= Objective =
In the listing below, please print the line that contains "Output the text content of this document." and every line that follows it, exactly.

┌─ Task inputs

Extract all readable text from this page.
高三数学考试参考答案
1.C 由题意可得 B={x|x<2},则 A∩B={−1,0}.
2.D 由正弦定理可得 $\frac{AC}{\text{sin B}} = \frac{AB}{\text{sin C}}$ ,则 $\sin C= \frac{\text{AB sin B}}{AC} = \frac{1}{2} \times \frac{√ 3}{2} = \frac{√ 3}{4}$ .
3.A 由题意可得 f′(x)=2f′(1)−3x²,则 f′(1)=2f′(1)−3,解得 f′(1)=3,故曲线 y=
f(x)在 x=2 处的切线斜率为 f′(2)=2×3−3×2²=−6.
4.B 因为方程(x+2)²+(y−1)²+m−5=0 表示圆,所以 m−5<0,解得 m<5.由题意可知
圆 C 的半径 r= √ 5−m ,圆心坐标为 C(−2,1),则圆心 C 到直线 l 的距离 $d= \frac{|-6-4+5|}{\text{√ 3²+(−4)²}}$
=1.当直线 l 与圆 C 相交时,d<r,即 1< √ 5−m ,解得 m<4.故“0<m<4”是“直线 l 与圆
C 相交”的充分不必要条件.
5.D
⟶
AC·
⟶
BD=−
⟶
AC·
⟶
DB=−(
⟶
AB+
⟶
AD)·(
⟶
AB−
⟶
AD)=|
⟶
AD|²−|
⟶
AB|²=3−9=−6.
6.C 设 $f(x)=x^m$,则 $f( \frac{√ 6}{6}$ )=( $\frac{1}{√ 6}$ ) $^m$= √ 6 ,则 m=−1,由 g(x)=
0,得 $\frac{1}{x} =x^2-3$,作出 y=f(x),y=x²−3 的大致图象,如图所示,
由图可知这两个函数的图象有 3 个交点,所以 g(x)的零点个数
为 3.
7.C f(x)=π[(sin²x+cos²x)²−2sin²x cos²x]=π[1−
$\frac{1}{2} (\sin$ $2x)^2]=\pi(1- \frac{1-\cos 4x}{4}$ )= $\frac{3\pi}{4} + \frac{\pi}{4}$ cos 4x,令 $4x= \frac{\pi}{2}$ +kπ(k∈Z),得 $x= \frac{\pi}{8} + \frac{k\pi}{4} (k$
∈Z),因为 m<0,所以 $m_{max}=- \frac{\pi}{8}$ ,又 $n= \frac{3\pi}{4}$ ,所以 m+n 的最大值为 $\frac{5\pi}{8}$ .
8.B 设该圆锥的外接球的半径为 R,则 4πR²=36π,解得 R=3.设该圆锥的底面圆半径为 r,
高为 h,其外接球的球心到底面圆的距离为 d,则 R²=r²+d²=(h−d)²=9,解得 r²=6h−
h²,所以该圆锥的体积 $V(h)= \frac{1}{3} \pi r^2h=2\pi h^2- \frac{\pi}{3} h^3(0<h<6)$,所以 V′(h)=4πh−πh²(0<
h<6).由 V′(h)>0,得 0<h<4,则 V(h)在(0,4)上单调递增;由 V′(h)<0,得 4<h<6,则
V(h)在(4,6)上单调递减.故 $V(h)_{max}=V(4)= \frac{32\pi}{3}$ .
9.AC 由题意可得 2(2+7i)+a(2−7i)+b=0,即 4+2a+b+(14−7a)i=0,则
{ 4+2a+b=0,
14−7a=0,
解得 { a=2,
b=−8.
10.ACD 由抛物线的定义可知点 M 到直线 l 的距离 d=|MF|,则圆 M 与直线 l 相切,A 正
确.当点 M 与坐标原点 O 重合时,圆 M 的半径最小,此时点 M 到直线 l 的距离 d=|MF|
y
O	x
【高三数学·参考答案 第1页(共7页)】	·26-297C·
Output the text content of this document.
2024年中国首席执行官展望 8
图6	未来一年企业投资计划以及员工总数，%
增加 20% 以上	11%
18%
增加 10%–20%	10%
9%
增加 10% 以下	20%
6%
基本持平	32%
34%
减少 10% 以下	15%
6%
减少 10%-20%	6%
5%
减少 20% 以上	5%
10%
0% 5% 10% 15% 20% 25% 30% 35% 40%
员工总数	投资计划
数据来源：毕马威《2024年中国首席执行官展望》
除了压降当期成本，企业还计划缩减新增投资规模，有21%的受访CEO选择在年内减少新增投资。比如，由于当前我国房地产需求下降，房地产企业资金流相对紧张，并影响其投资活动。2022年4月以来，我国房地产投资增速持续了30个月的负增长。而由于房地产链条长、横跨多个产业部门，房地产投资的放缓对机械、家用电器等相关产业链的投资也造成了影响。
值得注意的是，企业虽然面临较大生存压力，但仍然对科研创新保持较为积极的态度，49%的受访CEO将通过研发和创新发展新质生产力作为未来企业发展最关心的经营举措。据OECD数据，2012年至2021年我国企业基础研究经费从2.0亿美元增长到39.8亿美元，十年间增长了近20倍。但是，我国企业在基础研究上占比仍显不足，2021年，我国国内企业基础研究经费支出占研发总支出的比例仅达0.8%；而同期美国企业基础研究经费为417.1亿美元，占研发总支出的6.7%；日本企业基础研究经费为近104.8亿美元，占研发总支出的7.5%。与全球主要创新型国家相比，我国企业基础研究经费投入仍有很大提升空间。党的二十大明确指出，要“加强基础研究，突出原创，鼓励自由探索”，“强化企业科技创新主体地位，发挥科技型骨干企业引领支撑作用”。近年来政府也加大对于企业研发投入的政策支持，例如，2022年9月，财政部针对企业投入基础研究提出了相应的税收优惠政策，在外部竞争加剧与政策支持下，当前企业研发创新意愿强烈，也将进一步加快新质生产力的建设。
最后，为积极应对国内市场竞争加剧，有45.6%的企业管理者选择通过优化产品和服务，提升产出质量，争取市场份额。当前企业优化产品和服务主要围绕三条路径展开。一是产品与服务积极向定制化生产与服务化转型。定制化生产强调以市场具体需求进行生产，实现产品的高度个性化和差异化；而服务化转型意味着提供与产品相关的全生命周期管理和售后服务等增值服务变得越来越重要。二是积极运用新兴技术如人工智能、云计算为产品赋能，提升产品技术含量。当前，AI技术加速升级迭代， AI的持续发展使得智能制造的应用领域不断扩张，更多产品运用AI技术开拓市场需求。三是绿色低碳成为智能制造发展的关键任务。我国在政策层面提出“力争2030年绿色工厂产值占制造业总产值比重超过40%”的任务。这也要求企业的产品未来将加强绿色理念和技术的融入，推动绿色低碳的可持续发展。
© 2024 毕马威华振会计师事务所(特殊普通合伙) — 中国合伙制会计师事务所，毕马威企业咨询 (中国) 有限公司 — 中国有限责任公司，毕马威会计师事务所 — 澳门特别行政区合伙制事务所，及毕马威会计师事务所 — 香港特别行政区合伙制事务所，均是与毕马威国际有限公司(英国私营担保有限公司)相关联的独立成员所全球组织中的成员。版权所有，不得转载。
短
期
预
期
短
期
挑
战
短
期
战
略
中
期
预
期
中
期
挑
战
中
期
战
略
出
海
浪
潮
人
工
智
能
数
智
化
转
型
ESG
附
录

└─

= Exercise answer =
Output the text content of this document.
2024年中国首席执行官展望 8
图6	未来一年企业投资计划以及员工总数，%
增加 20% 以上	11%
18%
增加 10%–20%	10%
9%
增加 10% 以下	20%
6%
基本持平	32%
34%
减少 10% 以下	15%
6%
减少 10%-20%	6%
5%
减少 20% 以上	5%
10%
0% 5% 10% 15% 20% 25% 30% 35% 40%
员工总数	投资计划
数据来源：毕马威《2024年中国首席执行官展望》
除了压降当期成本，企业还计划缩减新增投资规模，有21%的受访CEO选择在年内减少新增投资。比如，由于当前我国房地产需求下降，房地产企业资金流相对紧张，并影响其投资活动。2022年4月以来，我国房地产投资增速持续了30个月的负增长。而由于房地产链条长、横跨多个产业部门，房地产投资的放缓对机械、家用电器等相关产业链的投资也造成了影响。
值得注意的是，企业虽然面临较大生存压力，但仍然对科研创新保持较为积极的态度，49%的受访CEO将通过研发和创新发展新质生产力作为未来企业发展最关心的经营举措。据OECD数据，2012年至2021年我国企业基础研究经费从2.0亿美元增长到39.8亿美元，十年间增长了近20倍。但是，我国企业在基础研究上占比仍显不足，2021年，我国国内企业基础研究经费支出占研发总支出的比例仅达0.8%；而同期美国企业基础研究经费为417.1亿美元，占研发总支出的6.7%；日本企业基础研究经费为近104.8亿美元，占研发总支出的7.5%。与全球主要创新型国家相比，我国企业基础研究经费投入仍有很大提升空间。党的二十大明确指出，要“加强基础研究，突出原创，鼓励自由探索”，“强化企业科技创新主体地位，发挥科技型骨干企业引领支撑作用”。近年来政府也加大对于企业研发投入的政策支持，例如，2022年9月，财政部针对企业投入基础研究提出了相应的税收优惠政策，在外部竞争加剧与政策支持下，当前企业研发创新意愿强烈，也将进一步加快新质生产力的建设。
最后，为积极应对国内市场竞争加剧，有45.6%的企业管理者选择通过优化产品和服务，提升产出质量，争取市场份额。当前企业优化产品和服务主要围绕三条路径展开。一是产品与服务积极向定制化生产与服务化转型。定制化生产强调以市场具体需求进行生产，实现产品的高度个性化和差异化；而服务化转型意味着提供与产品相关的全生命周期管理和售后服务等增值服务变得越来越重要。二是积极运用新兴技术如人工智能、云计算为产品赋能，提升产品技术含量。当前，AI技术加速升级迭代， AI的持续发展使得智能制造的应用领域不断扩张，更多产品运用AI技术开拓市场需求。三是绿色低碳成为智能制造发展的关键任务。我国在政策层面提出“力争2030年绿色工厂产值占制造业总产值比重超过40%”的任务。这也要求企业的产品未来将加强绿色理念和技术的融入，推动绿色低碳的可持续发展。
© 2024 毕马威华振会计师事务所(特殊普通合伙) — 中国合伙制会计师事务所，毕马威企业咨询 (中国) 有限公司 — 中国有限责任公司，毕马威会计师事务所 — 澳门特别行政区合伙制事务所，及毕马威会计师事务所 — 香港特别行政区合伙制事务所，均是与毕马威国际有限公司(英国私营担保有限公司)相关联的独立成员所全球组织中的成员。版权所有，不得转载。
短
期
预
期
短
期
挑
战
短
期
战
略
中
期
预
期
中
期
挑
战
中
期
战
略
出
海
浪
潮
人
工
智
能
数
智
化
转
型
ESG
附
录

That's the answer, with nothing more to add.